• TEXTE SOURCE
━━━━━━━━━━━━━━━━━━━━━━━━━━━━━━

L’Iran est le seul défi à la politique américaine dans la région. Ni l’ensemble du monde arabe, ni la Turquie d’Erdogan ne prennent une position qui inquiète les Américains. Mais ceux-ci n’accepteront pas à la longue un régime tel que celui de Téhéran. Ils en admettent juste l’existence en tant que réalité, et temporairement, parce qu’ils n’ont pas d’autre solution.

Quelque chose de nouveau s’est produit suite aux négociations entre les Etats-Unis et l’Iran : l’obstacle qui présidait aux relations entre l’Europe, l’Afrique et l’Asie d’un côté, et l’Iran de l’autre, est maintenant tombé. Beaucoup de pays ne sont plus tenus désormais de respecter l’embargo américain. Mais l’hostilité des États-Unis à l’égard de l’Iran continuera. (…) L’Amérique ne fait qu’occuper l’Iran en attendant qu’elle ait totalement achevé sa mainmise sur la Jordanie et la Syrie.

La Syrie, elle, n’était pas vraiment un centre de soutien pour les groupuscules de résistance à Israël dans la région ; elle tentait plutôt d’en tirer profit pour son propre intérêt. Mais si un projet de division de la Syrie se concocte, cela signifie qu’un projet de division de l’Irak se concocte également, et de grands bouleversements en résulteraient : je ne pense pas que c’est ce que veulent les Américains. Ils aspirent simplement à se débarrasser du régime syrien et à le remplacer par un autre qui servira leurs intérêts (et non ceux de l’Iran). 

L’Irak d’aujourd’hui est une nouvelle invention, et les forces qui l’ont créé ont cessé de s’y intéresser. Ils l’ont abandonné à sa population, qui souhaite visiblement maintenir la cohésion interne. Les Kurdes y apparaissent comme le problème le plus important, et ils sont à prendre au sérieux dans leurs revendications, indépendamment du fait que celles-ci soient ou non légitimes. Il y a, sur une terre existante, une base solide pour un Etat kurde, et il sera très difficile d’empêcher sa création. A trop se buter contre cette idée, on rencontrera de la part des Kurdes une résistance considérable, et ce pendant une longue période. Ceux-ci ont le droit à un Etat capable de les représenter, avec leur propre langue, leurs traditions et leur culture. Cela dit, si les Arabes les laissent établir cet Etat, la Turquie et l’Iran s’y opposeront.

━━━━━━━━━━━━━━━━━━━━━━━━━━━━━━

(Entrées enregistrées du jeu de données)
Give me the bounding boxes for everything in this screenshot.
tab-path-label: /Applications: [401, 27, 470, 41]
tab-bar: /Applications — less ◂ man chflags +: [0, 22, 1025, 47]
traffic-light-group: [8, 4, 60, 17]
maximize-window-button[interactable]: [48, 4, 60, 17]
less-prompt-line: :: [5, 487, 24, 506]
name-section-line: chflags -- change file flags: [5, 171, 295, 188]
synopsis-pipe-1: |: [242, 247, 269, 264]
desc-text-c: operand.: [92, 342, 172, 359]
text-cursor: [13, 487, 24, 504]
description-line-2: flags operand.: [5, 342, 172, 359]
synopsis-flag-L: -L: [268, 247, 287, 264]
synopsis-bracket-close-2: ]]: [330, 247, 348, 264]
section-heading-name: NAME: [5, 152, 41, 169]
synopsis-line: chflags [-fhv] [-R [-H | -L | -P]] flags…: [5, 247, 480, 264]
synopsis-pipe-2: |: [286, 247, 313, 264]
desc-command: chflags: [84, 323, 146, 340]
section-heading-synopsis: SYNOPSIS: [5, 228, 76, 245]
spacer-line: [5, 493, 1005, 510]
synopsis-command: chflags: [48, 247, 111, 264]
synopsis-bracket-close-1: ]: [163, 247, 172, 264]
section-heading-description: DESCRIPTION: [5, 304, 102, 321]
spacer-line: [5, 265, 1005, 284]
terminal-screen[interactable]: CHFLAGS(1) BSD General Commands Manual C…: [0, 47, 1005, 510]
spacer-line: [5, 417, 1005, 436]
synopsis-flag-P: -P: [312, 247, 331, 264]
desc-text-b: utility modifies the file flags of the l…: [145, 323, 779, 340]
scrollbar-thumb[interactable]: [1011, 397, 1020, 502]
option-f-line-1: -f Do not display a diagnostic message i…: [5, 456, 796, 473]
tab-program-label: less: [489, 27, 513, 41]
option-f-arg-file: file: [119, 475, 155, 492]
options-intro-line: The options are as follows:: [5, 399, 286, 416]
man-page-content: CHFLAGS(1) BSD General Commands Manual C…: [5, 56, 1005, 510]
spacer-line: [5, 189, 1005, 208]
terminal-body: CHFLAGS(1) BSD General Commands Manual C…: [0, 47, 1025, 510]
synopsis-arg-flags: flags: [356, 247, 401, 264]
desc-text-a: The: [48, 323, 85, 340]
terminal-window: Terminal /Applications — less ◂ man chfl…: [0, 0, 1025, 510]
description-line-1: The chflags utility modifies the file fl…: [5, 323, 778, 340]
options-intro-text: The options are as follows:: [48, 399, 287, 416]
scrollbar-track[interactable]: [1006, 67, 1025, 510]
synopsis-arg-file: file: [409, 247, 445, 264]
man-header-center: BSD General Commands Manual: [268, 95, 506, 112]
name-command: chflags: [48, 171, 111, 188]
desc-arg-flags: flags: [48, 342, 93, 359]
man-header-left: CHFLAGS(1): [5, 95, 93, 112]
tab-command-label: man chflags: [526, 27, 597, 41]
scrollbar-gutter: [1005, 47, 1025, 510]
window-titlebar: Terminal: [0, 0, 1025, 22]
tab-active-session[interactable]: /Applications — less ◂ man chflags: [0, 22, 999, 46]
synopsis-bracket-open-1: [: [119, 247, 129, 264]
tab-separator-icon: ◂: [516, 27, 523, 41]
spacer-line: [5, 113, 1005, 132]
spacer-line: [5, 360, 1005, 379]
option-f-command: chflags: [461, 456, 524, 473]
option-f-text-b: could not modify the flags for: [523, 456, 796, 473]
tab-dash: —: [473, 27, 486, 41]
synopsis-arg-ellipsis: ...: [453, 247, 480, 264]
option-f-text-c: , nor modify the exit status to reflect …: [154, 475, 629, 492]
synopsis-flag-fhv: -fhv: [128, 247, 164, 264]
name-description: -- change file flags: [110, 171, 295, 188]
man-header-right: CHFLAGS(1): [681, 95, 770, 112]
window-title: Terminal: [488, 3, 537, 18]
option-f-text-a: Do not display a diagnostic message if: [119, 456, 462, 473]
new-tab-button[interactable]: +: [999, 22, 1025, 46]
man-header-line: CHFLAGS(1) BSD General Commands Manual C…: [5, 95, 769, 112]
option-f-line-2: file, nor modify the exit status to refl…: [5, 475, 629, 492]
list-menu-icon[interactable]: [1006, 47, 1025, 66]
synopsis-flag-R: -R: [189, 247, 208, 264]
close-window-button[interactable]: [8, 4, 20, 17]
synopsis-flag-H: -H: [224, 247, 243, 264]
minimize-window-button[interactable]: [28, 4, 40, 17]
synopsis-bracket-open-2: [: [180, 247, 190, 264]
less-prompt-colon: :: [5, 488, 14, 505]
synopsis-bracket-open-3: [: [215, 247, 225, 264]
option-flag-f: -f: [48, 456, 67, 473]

━━━━━━━━━━━━━━━━━━━━━━━━━━━━━━

• CONSIGNE 1
Résumez en trois phrases le texte source consacré à l'Iran, à la Syrie et à l'Irak.
• CONSIGNE 2
Prolongez le texte source sur l'Iran, la Syrie et l'Irak en poursuivant après sa dernière phrase.
Les enregistrements ne sont d'aucune utilité ici.

• RÉSULTAT 1
L'Iran représente le seul défi à la politique américaine dans la région : les États-Unis n'admettent son régime que temporairement, et leur hostilité se poursuivra alors même que beaucoup de pays ne sont plus tenus de respecter l'embargo américain. Les Américains ne souhaitent pas diviser la Syrie, ce qui impliquerait aussi une division de l'Irak et de grands bouleversements ; ils veulent seulement remplacer le régime syrien par un autre qui serve leurs intérêts. En Irak, abandonné à une population qui souhaite maintenir sa cohésion, les Kurdes constituent le problème le plus important, et il sera très difficile d'empêcher la création de leur État, auquel la Turquie et l'Iran s'opposeront si les Arabes le laissent s'établir.

• RÉSULTAT 2
L’Arabie saoudite domine encore le Golfe mais elle a vieilli avant d’avoir atteint sa maturité. Ce royaume est livré à une crise majeure, et je doute qu’il parvienne à la surmonter. (…) Il va se noyer très certainement dans le bourbier du Yémen. Les Saoudiens ont constamment des revendications à l’égard de ce dernier, ils en ont annexé des provinces et leurs frontières sont contiguës. Les Yéménites sont pauvres et ils sont à plaindre. Les Saoudiens continueront toutefois à les frapper de l’extérieur car les tribus se connaissent de part et d’autre des frontières ; ils éviteront de s’enliser à l’intérieur d’un pays dont ils connaissent les capacités à guerroyer.

La Turquie quant à elle voudrait s’installer à un banquet qui soit à la fois méditerranéen, européen et « erdoganien ». Erdogan est un Turc ottoman bien sûr ! Cela dit, nous sommes injustes envers les Turcs et nous oublions qu’ils ont joué un rôle important dans la protection de l’Islam et de sa terre après la période qui a suivi l’effondrement mamelouk. Mohammed Ali est un personnage unique dans notre histoire.

L’Egypte, enfin, est enlisée dans ses problèmes, et aucune coalition arabe ne parvient à remplir le rôle qu’elle jouait jadis. (…) Le monde arabe est entré dans un vide. L’idée d’arabité s’est effondrée, une autre puissance régionale a surgi tandis que nous n’avons ni d’idée ni de force alternatives à proposer. Douze à quinze ans sont nécessaires pour que s’achève ce chaos.   

Reste Israël. Qui n’est pas vraiment affecté par ce qui se passe, et ne le sera pas tant que les Américains considèreront que sa protection fait partie de leurs responsabilités. Certainement, l’Etat hébreu pariait sur une confrontation américaine avec l’Iran auquel il ne peut faire face, et il a été déçu par la signature de l’accord. Mais Israël ne connaît de menace existentielle que face à un monde arabe fort. Le présent et le futur proche constituent donc pour l’Etat hébreu, une période propice à son hégémonie sur l’ensemble de la région.

(Extraits d’un entretien accordé par Mohammed Hassanein Haykal à notre confrère As-Safir).